**OBJECTIVE**. Your task is to reproduce the material exactly.

--- start DATA FOR THIS TASK ---

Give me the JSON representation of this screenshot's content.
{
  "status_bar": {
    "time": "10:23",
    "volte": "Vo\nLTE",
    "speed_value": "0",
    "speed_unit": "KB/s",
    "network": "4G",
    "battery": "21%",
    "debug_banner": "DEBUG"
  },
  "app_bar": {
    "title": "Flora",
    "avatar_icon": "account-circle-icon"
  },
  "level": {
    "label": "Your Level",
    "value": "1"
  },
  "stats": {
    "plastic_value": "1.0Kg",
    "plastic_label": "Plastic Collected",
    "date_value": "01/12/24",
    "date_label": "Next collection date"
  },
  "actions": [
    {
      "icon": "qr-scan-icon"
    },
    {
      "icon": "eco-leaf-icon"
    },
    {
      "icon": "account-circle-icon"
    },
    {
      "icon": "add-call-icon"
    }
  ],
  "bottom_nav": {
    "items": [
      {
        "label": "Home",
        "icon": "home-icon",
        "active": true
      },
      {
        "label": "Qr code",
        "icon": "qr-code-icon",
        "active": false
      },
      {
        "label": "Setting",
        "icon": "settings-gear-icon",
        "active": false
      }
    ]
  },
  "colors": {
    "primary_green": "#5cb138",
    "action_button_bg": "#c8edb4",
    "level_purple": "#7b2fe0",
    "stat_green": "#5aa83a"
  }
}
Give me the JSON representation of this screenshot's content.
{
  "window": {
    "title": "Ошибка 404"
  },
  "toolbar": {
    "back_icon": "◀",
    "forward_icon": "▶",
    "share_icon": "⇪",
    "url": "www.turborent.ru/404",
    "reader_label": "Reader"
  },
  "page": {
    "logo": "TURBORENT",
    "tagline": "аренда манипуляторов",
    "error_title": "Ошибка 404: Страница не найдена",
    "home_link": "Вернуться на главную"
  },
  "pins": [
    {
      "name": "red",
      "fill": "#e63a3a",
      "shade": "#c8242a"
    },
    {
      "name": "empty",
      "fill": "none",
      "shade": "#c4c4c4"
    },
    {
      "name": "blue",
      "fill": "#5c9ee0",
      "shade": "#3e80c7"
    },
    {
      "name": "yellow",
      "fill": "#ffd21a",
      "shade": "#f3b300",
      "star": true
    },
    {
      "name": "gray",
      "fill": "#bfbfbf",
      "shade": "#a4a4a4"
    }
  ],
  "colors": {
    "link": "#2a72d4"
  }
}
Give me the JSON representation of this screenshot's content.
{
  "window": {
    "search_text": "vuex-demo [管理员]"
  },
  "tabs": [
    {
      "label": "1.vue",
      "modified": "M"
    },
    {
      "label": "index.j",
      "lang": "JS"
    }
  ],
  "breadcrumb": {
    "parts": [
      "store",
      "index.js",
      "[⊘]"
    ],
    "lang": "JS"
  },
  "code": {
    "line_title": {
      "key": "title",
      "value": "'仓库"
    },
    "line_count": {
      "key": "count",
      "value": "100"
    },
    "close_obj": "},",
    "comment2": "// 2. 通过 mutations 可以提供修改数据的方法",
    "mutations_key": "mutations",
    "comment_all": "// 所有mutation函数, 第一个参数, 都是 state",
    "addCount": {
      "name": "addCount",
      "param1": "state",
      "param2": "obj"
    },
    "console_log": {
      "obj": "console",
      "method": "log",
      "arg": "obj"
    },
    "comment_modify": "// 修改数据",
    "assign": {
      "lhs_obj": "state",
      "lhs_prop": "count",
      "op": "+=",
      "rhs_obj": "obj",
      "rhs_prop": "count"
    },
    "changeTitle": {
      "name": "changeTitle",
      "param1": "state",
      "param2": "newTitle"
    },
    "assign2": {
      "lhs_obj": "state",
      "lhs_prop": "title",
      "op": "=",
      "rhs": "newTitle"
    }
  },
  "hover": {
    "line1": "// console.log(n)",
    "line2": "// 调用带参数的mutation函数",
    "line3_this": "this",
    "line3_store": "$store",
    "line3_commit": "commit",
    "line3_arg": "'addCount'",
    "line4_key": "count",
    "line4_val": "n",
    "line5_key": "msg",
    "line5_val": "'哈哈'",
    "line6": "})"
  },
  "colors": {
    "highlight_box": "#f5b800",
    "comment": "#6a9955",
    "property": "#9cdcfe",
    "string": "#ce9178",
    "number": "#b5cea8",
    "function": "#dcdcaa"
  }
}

--- end DATA FOR THIS TASK ---

**COMPLETED EXERCISE**.
Give me the JSON representation of this screenshot's content.
{
  "status_bar": {
    "time": "10:23",
    "volte": "Vo\nLTE",
    "speed_value": "0",
    "speed_unit": "KB/s",
    "network": "4G",
    "battery": "21%",
    "debug_banner": "DEBUG"
  },
  "app_bar": {
    "title": "Flora",
    "avatar_icon": "account-circle-icon"
  },
  "level": {
    "label": "Your Level",
    "value": "1"
  },
  "stats": {
    "plastic_value": "1.0Kg",
    "plastic_label": "Plastic Collected",
    "date_value": "01/12/24",
    "date_label": "Next collection date"
  },
  "actions": [
    {
      "icon": "qr-scan-icon"
    },
    {
      "icon": "eco-leaf-icon"
    },
    {
      "icon": "account-circle-icon"
    },
    {
      "icon": "add-call-icon"
    }
  ],
  "bottom_nav": {
    "items": [
      {
        "label": "Home",
        "icon": "home-icon",
        "active": true
      },
      {
        "label": "Qr code",
        "icon": "qr-code-icon",
        "active": false
      },
      {
        "label": "Setting",
        "icon": "settings-gear-icon",
        "active": false
      }
    ]
  },
  "colors": {
    "primary_green": "#5cb138",
    "action_button_bg": "#c8edb4",
    "level_purple": "#7b2fe0",
    "stat_green": "#5aa83a"
  }
}
Give me the JSON representation of this screenshot's content.
{
  "window": {
    "title": "Ошибка 404"
  },
  "toolbar": {
    "back_icon": "◀",
    "forward_icon": "▶",
    "share_icon": "⇪",
    "url": "www.turborent.ru/404",
    "reader_label": "Reader"
  },
  "page": {
    "logo": "TURBORENT",
    "tagline": "аренда манипуляторов",
    "error_title": "Ошибка 404: Страница не найдена",
    "home_link": "Вернуться на главную"
  },
  "pins": [
    {
      "name": "red",
      "fill": "#e63a3a",
      "shade": "#c8242a"
    },
    {
      "name": "empty",
      "fill": "none",
      "shade": "#c4c4c4"
    },
    {
      "name": "blue",
      "fill": "#5c9ee0",
      "shade": "#3e80c7"
    },
    {
      "name": "yellow",
      "fill": "#ffd21a",
      "shade": "#f3b300",
      "star": true
    },
    {
      "name": "gray",
      "fill": "#bfbfbf",
      "shade": "#a4a4a4"
    }
  ],
  "colors": {
    "link": "#2a72d4"
  }
}
Give me the JSON representation of this screenshot's content.
{
  "window": {
    "search_text": "vuex-demo [管理员]"
  },
  "tabs": [
    {
      "label": "1.vue",
      "modified": "M"
    },
    {
      "label": "index.j",
      "lang": "JS"
    }
  ],
  "breadcrumb": {
    "parts": [
      "store",
      "index.js",
      "[⊘]"
    ],
    "lang": "JS"
  },
  "code": {
    "line_title": {
      "key": "title",
      "value": "'仓库"
    },
    "line_count": {
      "key": "count",
      "value": "100"
    },
    "close_obj": "},",
    "comment2": "// 2. 通过 mutations 可以提供修改数据的方法",
    "mutations_key": "mutations",
    "comment_all": "// 所有mutation函数, 第一个参数, 都是 state",
    "addCount": {
      "name": "addCount",
      "param1": "state",
      "param2": "obj"
    },
    "console_log": {
      "obj": "console",
      "method": "log",
      "arg": "obj"
    },
    "comment_modify": "// 修改数据",
    "assign": {
      "lhs_obj": "state",
      "lhs_prop": "count",
      "op": "+=",
      "rhs_obj": "obj",
      "rhs_prop": "count"
    },
    "changeTitle": {
      "name": "changeTitle",
      "param1": "state",
      "param2": "newTitle"
    },
    "assign2": {
      "lhs_obj": "state",
      "lhs_prop": "title",
      "op": "=",
      "rhs": "newTitle"
    }
  },
  "hover": {
    "line1": "// console.log(n)",
    "line2": "// 调用带参数的mutation函数",
    "line3_this": "this",
    "line3_store": "$store",
    "line3_commit": "commit",
    "line3_arg": "'addCount'",
    "line4_key": "count",
    "line4_val": "n",
    "line5_key": "msg",
    "line5_val": "'哈哈'",
    "line6": "})"
  },
  "colors": {
    "highlight_box": "#f5b800",
    "comment": "#6a9955",
    "property": "#9cdcfe",
    "string": "#ce9178",
    "number": "#b5cea8",
    "function": "#dcdcaa"
  }
}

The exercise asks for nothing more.